• [WHAT YOU WILL DO]: Beginning at the line containing "Type out the text in this image." and continuing to the end of the records below, give each line again exactly as it stands, and only those lines.

Stored items:
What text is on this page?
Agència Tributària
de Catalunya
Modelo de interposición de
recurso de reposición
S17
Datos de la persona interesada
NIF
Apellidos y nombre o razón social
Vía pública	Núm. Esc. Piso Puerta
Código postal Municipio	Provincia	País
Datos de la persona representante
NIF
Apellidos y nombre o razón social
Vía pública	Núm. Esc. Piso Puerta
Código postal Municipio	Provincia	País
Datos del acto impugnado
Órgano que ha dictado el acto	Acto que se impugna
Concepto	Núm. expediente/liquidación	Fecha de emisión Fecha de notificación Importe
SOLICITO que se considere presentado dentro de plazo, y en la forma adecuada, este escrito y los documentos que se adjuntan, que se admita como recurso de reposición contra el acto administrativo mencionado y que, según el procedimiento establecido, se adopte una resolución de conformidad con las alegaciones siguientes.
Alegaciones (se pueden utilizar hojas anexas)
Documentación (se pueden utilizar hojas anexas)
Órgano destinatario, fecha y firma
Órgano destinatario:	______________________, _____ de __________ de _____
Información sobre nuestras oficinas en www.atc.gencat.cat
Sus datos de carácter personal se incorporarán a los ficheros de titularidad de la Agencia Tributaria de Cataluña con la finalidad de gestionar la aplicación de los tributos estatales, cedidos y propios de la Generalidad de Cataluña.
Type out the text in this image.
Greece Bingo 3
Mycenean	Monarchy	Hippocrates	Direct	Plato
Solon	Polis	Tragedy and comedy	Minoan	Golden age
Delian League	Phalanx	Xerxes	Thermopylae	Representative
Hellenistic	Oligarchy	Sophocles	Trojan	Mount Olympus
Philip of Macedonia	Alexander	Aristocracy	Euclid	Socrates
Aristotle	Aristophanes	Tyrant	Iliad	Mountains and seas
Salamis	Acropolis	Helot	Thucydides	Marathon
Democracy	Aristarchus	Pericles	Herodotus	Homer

• [WRITTEN RESPONSE]:
Type out the text in this image.
Greece Bingo 3
Mycenean	Monarchy	Hippocrates	Direct	Plato
Solon	Polis	Tragedy and comedy	Minoan	Golden age
Delian League	Phalanx	Xerxes	Thermopylae	Representative
Hellenistic	Oligarchy	Sophocles	Trojan	Mount Olympus
Philip of Macedonia	Alexander	Aristocracy	Euclid	Socrates
Aristotle	Aristophanes	Tyrant	Iliad	Mountains and seas
Salamis	Acropolis	Helot	Thucydides	Marathon
Democracy	Aristarchus	Pericles	Herodotus	Homer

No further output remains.